- [Written exercise]: Your answer should be a single number: the count of lines that hold the word "hasil".

☆ ☆ ☆

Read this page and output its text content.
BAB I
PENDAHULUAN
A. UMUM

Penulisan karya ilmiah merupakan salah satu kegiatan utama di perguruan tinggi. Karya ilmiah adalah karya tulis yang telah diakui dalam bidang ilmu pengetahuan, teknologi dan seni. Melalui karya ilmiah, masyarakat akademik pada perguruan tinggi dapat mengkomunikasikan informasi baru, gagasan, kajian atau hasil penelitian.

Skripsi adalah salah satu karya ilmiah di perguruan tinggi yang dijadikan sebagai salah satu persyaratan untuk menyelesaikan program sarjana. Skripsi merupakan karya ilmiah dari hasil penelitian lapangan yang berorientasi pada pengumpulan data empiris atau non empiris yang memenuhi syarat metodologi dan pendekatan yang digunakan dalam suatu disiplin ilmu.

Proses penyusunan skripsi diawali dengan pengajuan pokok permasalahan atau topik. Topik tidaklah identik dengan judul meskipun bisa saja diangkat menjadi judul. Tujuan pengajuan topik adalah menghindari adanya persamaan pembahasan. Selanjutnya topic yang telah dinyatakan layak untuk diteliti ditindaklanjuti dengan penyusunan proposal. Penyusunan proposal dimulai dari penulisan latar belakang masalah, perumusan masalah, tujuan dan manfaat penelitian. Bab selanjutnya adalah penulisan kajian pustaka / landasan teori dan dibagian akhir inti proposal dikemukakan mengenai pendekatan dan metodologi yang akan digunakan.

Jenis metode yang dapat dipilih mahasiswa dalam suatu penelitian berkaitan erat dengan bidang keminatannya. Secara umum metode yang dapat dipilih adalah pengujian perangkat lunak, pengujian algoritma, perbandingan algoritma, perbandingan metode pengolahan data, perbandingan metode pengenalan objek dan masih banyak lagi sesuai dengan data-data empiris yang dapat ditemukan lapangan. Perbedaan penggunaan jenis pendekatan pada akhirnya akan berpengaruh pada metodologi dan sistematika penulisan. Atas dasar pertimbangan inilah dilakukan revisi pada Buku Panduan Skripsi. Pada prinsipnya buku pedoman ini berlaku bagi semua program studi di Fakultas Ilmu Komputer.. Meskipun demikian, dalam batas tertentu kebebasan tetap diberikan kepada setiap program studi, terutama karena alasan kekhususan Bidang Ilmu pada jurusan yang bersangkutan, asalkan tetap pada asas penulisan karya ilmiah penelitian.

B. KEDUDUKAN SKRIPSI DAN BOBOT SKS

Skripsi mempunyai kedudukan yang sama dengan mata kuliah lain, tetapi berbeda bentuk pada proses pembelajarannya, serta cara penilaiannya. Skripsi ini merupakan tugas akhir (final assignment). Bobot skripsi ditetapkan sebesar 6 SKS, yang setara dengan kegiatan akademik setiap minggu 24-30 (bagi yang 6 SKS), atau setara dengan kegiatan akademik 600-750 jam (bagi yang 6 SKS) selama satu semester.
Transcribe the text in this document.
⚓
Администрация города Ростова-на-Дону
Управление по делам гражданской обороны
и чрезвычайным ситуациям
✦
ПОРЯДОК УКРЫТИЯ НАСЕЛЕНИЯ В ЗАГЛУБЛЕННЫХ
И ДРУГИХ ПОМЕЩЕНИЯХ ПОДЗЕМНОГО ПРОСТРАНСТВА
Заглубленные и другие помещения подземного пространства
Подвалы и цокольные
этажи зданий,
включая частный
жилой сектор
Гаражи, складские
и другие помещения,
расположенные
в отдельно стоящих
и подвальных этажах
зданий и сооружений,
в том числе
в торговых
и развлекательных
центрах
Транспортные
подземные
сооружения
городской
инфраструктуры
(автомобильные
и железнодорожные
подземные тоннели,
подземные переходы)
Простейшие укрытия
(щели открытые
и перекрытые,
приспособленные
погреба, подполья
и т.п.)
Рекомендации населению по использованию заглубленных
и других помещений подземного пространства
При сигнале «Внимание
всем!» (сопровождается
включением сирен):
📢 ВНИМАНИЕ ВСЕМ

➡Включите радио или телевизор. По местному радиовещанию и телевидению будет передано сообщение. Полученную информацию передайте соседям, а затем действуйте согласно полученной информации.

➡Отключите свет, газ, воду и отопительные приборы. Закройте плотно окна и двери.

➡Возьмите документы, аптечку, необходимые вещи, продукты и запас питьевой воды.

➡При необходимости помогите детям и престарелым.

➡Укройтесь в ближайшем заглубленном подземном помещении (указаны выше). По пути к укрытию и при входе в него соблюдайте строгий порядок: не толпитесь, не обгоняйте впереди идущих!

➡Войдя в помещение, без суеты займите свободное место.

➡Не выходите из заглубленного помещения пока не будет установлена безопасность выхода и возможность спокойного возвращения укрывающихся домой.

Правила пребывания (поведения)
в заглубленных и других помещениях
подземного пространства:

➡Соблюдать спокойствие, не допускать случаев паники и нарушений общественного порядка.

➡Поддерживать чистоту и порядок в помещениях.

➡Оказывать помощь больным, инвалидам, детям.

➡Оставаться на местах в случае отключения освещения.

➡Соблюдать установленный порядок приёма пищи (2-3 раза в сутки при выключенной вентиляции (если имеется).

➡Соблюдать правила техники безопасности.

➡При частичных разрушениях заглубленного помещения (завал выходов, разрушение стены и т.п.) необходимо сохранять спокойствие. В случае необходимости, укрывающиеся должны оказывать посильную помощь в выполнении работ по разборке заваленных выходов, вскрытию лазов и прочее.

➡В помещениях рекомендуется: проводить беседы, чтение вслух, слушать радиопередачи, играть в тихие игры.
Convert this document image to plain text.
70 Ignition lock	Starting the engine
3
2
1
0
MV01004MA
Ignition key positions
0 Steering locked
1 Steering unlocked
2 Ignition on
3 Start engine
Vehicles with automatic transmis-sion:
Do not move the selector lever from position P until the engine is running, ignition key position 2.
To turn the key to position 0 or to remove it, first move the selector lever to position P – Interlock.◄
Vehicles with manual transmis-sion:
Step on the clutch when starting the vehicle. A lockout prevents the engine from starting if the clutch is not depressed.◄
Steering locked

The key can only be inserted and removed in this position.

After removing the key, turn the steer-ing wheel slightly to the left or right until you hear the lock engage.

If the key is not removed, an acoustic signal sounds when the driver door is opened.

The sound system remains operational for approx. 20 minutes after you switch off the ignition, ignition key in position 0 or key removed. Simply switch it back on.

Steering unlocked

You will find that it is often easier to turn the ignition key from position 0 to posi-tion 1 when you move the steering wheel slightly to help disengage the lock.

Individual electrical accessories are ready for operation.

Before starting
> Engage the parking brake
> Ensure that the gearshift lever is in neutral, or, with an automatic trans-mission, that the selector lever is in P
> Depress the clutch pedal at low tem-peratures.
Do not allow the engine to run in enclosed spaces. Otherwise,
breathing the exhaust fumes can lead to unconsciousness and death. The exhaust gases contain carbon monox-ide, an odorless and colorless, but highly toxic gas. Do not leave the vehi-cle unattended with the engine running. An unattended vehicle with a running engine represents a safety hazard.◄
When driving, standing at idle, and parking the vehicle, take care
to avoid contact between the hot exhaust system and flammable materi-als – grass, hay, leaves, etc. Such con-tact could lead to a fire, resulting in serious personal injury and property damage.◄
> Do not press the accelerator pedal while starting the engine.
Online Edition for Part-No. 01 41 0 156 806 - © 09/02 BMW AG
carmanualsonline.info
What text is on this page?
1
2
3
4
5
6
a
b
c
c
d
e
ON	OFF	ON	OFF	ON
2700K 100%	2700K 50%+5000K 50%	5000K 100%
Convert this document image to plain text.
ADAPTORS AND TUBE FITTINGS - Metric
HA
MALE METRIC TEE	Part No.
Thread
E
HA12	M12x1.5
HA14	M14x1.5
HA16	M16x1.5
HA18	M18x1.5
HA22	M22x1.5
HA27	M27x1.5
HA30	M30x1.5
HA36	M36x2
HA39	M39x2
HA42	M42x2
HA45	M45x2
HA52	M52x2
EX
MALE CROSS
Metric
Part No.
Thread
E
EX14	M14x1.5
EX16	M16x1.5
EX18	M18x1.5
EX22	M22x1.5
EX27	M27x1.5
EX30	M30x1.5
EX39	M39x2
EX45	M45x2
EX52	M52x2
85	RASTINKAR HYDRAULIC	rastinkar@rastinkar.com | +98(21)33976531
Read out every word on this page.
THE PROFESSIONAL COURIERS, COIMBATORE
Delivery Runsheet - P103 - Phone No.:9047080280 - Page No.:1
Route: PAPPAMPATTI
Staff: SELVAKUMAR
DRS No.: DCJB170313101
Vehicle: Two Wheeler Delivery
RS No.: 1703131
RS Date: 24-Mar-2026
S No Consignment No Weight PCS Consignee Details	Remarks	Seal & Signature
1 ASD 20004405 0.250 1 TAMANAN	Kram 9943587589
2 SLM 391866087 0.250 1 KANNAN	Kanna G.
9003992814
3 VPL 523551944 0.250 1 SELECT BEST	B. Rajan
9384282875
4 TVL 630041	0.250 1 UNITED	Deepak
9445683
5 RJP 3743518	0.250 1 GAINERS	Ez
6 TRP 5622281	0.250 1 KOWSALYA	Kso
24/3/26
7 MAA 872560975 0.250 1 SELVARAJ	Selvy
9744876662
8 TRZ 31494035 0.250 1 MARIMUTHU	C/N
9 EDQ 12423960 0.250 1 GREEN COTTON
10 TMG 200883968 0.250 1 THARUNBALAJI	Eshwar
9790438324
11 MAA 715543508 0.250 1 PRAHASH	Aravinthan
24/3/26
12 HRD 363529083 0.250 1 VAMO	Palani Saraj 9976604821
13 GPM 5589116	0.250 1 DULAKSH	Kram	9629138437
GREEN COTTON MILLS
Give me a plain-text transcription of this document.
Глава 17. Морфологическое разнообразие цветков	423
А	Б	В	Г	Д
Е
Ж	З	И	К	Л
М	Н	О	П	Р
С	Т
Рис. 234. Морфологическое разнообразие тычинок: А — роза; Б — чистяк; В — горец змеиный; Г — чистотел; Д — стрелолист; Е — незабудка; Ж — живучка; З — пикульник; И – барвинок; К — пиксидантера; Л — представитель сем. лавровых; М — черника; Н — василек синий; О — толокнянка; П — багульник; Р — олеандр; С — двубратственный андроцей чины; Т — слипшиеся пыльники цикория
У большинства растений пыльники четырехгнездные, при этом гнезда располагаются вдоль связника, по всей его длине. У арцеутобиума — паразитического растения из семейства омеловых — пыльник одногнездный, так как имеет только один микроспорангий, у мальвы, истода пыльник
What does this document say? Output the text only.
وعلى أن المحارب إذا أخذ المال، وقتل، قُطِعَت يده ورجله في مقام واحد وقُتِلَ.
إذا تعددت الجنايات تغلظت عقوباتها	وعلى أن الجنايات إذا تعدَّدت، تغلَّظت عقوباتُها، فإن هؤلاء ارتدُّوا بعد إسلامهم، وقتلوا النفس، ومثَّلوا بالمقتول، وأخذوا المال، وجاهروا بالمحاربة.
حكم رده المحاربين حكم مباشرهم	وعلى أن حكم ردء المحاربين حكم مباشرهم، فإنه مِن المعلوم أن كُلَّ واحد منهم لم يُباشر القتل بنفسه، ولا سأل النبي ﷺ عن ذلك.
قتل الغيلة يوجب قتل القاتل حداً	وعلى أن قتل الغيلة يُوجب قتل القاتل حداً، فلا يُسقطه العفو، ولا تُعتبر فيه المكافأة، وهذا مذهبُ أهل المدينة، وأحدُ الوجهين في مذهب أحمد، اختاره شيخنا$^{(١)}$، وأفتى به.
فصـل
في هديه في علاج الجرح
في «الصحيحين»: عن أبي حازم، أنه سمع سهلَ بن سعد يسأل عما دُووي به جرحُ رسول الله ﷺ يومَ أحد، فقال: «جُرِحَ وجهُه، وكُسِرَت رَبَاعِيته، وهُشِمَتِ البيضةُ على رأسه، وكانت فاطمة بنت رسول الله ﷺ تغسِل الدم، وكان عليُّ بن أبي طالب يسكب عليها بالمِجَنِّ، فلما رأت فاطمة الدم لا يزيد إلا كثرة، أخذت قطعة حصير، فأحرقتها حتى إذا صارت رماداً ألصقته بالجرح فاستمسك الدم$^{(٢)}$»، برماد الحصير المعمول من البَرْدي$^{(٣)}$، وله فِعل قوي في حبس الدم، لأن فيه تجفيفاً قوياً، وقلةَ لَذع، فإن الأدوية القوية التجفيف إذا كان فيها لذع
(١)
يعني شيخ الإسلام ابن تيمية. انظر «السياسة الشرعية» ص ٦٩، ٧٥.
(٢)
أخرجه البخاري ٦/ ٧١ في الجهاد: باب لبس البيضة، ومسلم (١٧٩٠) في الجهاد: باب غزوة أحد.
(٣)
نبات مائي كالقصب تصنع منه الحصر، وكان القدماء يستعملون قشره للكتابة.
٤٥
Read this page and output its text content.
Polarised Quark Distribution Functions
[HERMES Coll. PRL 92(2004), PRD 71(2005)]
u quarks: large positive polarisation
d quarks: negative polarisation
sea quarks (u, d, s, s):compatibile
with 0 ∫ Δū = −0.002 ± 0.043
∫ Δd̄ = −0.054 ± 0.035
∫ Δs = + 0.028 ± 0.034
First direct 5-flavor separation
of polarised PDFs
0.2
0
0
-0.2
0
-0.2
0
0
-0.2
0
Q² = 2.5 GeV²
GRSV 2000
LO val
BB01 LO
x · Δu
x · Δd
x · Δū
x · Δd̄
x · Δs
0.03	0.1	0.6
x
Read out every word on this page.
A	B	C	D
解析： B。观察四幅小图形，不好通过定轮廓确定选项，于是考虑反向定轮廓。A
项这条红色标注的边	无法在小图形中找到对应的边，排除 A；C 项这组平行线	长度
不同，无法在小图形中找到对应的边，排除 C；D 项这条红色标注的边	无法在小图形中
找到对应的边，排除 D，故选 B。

☆ ☆ ☆

- [Result of the exercise]: 2